Prompt:
Filter the entries below, keeping only lines with the word "views".

Data for this task:

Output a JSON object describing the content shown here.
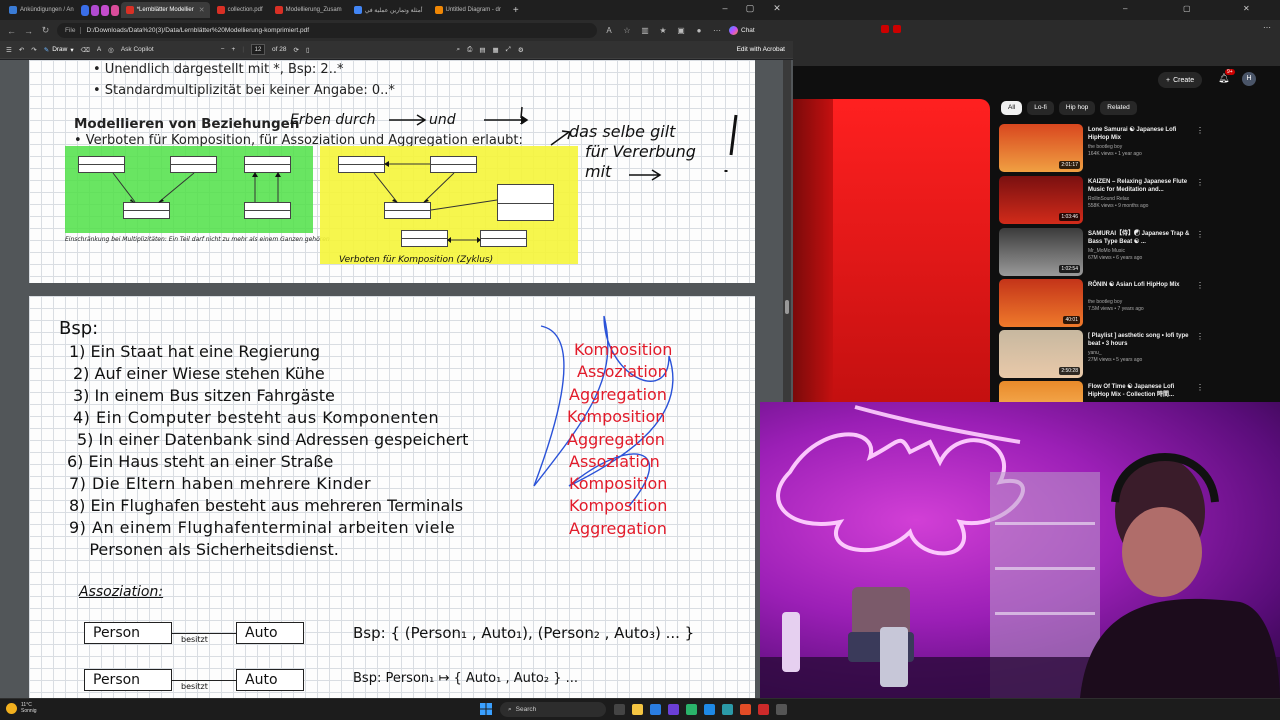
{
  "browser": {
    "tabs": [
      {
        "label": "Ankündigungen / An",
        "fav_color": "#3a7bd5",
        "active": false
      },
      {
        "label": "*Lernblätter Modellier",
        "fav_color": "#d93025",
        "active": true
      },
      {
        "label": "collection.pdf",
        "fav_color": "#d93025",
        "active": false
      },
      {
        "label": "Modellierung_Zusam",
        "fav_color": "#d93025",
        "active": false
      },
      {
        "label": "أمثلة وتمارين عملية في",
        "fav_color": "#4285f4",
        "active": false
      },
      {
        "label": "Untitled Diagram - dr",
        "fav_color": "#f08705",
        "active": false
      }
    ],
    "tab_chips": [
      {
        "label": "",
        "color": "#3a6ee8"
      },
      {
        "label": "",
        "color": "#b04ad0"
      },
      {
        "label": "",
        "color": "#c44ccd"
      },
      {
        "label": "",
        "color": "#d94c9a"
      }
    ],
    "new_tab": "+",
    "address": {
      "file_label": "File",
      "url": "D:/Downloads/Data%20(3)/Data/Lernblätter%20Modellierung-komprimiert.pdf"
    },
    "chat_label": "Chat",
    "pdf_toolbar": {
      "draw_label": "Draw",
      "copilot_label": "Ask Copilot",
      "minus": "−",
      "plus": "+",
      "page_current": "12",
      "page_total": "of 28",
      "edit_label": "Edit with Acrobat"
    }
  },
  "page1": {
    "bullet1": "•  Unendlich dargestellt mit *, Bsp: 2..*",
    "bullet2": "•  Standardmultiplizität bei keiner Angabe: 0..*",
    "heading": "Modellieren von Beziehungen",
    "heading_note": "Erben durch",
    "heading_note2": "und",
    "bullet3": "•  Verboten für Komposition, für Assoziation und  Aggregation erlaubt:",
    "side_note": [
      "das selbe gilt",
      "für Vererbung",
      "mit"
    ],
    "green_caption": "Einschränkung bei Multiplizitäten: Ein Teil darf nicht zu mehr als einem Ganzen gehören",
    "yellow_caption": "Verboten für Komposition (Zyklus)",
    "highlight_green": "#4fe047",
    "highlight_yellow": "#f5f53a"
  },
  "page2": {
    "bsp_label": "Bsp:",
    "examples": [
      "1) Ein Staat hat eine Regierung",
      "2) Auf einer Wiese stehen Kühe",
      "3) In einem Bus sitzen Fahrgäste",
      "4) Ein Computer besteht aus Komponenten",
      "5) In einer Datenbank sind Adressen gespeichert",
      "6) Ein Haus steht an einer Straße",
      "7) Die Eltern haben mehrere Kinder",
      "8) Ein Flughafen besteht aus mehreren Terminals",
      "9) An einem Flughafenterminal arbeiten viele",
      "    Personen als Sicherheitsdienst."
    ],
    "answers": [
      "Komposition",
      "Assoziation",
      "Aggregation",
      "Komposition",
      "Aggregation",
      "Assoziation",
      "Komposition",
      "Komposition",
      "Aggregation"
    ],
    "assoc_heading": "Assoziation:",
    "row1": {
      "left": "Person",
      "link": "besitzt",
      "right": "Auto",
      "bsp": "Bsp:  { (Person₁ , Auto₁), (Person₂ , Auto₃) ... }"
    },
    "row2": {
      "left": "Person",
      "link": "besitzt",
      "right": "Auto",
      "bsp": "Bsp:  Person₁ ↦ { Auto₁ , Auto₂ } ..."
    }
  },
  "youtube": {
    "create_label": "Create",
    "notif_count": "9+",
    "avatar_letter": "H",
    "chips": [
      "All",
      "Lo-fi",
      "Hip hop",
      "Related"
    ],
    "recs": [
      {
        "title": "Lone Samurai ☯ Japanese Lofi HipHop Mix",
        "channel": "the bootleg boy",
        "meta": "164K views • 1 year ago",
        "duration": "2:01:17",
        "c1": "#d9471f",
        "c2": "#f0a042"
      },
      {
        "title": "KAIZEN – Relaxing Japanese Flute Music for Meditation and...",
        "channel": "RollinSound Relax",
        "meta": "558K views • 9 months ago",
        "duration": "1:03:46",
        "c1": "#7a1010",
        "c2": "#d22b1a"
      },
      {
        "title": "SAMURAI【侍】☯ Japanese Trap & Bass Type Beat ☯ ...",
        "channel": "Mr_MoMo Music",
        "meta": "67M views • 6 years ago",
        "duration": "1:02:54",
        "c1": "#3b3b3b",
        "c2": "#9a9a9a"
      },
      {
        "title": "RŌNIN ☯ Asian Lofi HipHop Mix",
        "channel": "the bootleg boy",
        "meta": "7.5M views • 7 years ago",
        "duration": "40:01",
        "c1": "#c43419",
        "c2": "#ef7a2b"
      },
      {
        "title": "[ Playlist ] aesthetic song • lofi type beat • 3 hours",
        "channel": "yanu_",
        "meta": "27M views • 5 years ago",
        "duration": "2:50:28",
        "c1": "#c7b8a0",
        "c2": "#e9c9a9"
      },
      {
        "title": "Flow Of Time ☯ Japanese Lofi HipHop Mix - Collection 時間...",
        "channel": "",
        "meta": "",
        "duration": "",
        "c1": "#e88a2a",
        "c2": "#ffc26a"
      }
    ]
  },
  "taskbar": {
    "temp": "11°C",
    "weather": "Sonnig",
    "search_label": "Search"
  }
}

Solution to the exercise:
        "meta": "164K views • 1 year ago",
        "meta": "558K views • 9 months ago",
        "meta": "67M views • 6 years ago",
        "meta": "7.5M views • 7 years ago",
        "meta": "27M views • 5 years ago",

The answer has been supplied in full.